### Exercise
From the entries below, report how many lines contain the string "ministre". Give only that number.

....................

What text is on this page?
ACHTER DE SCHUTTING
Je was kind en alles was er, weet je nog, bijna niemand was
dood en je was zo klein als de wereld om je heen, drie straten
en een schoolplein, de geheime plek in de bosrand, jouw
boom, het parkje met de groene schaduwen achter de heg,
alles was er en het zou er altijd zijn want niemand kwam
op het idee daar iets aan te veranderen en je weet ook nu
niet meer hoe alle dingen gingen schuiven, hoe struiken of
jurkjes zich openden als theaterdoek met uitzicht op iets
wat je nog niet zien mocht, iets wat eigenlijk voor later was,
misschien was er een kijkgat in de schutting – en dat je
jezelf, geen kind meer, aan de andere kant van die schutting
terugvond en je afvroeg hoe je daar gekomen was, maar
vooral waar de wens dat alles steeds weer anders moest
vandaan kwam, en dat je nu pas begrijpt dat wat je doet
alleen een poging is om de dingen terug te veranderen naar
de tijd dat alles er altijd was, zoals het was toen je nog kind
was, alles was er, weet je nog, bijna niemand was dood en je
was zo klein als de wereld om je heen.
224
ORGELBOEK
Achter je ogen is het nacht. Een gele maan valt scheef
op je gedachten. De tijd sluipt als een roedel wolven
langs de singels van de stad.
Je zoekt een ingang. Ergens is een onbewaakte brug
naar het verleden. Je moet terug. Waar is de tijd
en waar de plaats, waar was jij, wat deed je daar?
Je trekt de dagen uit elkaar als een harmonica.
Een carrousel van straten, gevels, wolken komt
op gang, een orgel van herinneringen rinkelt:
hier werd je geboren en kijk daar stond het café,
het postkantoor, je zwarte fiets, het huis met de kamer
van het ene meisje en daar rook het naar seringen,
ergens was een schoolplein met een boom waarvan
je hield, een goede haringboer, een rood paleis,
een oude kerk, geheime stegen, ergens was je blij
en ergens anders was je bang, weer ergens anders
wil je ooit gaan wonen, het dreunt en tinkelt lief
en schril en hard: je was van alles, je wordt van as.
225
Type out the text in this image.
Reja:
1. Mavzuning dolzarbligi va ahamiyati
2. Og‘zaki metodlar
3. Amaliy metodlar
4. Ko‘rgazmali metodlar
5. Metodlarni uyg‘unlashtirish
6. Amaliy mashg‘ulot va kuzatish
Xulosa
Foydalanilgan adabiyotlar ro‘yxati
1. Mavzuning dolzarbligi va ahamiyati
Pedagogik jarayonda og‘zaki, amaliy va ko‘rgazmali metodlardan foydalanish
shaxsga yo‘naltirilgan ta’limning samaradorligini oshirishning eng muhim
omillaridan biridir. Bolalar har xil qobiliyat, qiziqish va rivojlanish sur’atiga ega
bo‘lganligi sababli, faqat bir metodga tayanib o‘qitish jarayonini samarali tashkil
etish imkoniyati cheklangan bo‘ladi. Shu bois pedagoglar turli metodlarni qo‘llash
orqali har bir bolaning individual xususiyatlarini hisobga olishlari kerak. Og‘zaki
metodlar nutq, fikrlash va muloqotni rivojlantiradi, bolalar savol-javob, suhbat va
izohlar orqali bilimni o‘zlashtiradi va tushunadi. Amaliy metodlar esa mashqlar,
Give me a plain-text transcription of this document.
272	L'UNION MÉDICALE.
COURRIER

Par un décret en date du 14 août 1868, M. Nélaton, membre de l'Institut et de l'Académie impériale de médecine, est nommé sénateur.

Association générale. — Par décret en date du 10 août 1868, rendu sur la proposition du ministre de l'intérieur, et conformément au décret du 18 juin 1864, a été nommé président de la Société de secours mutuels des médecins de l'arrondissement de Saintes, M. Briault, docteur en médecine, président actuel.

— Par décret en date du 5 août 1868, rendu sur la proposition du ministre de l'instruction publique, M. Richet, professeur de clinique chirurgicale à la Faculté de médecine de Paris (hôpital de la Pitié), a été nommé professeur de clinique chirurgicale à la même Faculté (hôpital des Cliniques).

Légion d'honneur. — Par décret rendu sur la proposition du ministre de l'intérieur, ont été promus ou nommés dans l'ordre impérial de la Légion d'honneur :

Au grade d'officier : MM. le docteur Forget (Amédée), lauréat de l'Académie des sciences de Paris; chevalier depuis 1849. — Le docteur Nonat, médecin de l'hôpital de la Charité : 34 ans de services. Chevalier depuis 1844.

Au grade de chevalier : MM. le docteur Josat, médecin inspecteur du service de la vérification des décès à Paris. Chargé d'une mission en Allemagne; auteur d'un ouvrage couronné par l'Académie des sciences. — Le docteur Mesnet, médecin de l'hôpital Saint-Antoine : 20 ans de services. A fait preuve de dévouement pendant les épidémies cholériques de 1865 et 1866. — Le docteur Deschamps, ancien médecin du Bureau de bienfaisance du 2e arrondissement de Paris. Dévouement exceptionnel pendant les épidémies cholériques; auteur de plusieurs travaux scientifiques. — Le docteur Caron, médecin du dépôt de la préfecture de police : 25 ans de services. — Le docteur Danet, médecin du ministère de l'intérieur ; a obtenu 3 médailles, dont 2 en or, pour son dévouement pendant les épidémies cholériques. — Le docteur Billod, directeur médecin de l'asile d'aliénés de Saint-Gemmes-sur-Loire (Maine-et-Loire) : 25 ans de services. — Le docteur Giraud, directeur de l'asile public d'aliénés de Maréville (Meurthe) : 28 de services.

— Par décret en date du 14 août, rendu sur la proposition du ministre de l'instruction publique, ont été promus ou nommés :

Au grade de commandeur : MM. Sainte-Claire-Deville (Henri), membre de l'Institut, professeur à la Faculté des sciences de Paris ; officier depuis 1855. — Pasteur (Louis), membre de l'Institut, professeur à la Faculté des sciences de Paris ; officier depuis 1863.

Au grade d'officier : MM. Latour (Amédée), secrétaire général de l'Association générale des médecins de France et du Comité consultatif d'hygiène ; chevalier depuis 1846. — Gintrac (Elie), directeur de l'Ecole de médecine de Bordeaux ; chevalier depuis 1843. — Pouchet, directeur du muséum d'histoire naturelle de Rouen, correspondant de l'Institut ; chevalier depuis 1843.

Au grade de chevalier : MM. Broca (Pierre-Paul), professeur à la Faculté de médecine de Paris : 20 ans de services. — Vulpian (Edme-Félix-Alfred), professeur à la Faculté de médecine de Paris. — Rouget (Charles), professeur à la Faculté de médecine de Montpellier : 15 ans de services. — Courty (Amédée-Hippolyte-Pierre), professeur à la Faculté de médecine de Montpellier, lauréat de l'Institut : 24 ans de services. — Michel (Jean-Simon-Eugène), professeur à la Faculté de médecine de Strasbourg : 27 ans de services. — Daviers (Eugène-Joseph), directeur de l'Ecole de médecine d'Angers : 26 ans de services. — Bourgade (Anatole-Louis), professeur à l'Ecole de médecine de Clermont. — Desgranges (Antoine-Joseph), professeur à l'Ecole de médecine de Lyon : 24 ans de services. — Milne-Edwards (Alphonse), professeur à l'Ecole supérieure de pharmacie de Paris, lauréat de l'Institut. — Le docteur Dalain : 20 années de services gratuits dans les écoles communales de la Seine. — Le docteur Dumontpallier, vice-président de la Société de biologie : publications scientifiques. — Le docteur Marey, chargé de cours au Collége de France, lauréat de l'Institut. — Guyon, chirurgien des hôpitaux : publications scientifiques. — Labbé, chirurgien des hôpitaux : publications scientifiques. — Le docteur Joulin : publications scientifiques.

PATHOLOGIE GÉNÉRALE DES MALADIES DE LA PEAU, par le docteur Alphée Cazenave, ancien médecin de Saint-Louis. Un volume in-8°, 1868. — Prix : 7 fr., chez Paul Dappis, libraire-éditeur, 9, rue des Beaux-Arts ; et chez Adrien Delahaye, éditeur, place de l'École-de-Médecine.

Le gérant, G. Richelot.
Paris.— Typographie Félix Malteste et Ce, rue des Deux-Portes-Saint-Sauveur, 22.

....................

### Reply to the exercise
4